OBJECTIVE:
Go through the entries and transcribe each one exactly, dropping the pictures.

Rows from a dataset:
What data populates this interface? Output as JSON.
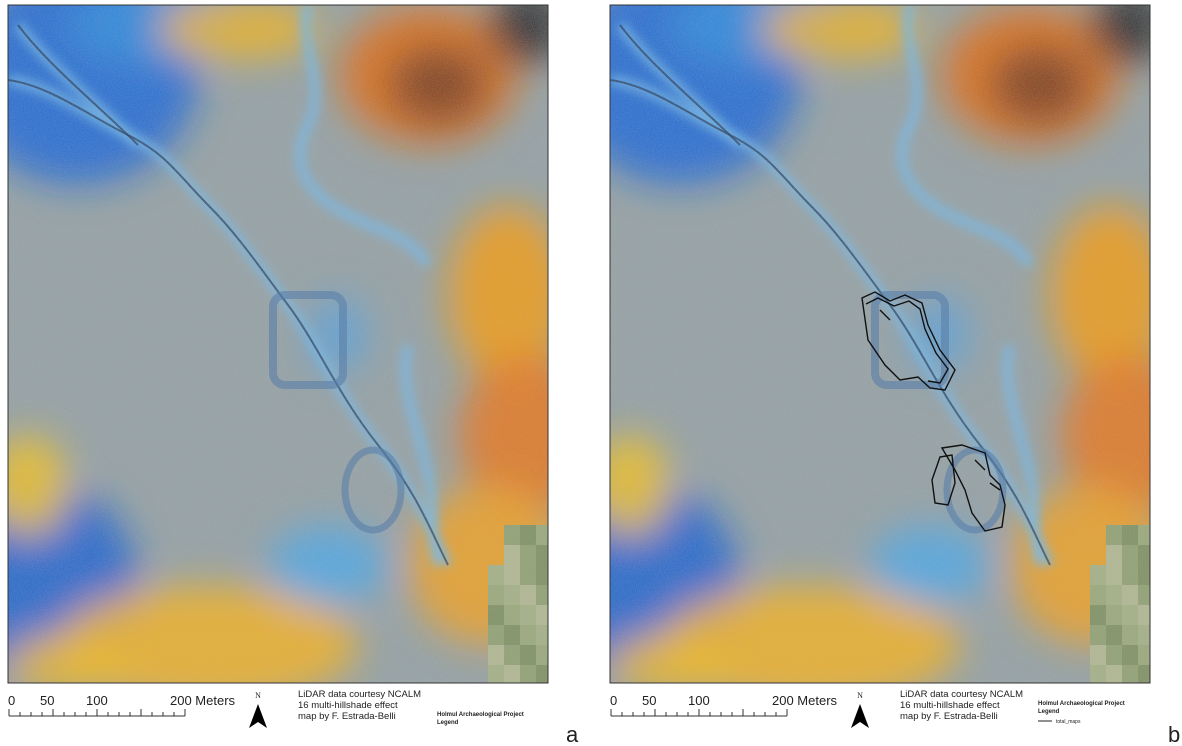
{
  "panels": [
    {
      "label": "a",
      "scale_bar": {
        "labels": [
          "0",
          "50",
          "100",
          "200 Meters"
        ]
      },
      "north": "N",
      "credits": [
        "LiDAR data courtesy NCALM",
        "16 multi-hillshade effect",
        "map by F. Estrada-Belli"
      ],
      "legend": {
        "title": "Holmul Archaeological Project",
        "subtitle": "Legend"
      }
    },
    {
      "label": "b",
      "scale_bar": {
        "labels": [
          "0",
          "50",
          "100",
          "200 Meters"
        ]
      },
      "north": "N",
      "credits": [
        "LiDAR data courtesy NCALM",
        "16 multi-hillshade effect",
        "map by F. Estrada-Belli"
      ],
      "legend": {
        "title": "Holmul Archaeological Project",
        "subtitle": "Legend",
        "items": [
          "total_maps"
        ]
      }
    }
  ]
}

SOLUTION TO THE EXERCISE:
What data populates this interface? Output as JSON.
{
  "panels": [
    {
      "label": "a",
      "scale_bar": {
        "labels": [
          "0",
          "50",
          "100",
          "200 Meters"
        ]
      },
      "north": "N",
      "credits": [
        "LiDAR data courtesy NCALM",
        "16 multi-hillshade effect",
        "map by F. Estrada-Belli"
      ],
      "legend": {
        "title": "Holmul Archaeological Project",
        "subtitle": "Legend"
      }
    },
    {
      "label": "b",
      "scale_bar": {
        "labels": [
          "0",
          "50",
          "100",
          "200 Meters"
        ]
      },
      "north": "N",
      "credits": [
        "LiDAR data courtesy NCALM",
        "16 multi-hillshade effect",
        "map by F. Estrada-Belli"
      ],
      "legend": {
        "title": "Holmul Archaeological Project",
        "subtitle": "Legend",
        "items": [
          "total_maps"
        ]
      }
    }
  ]
}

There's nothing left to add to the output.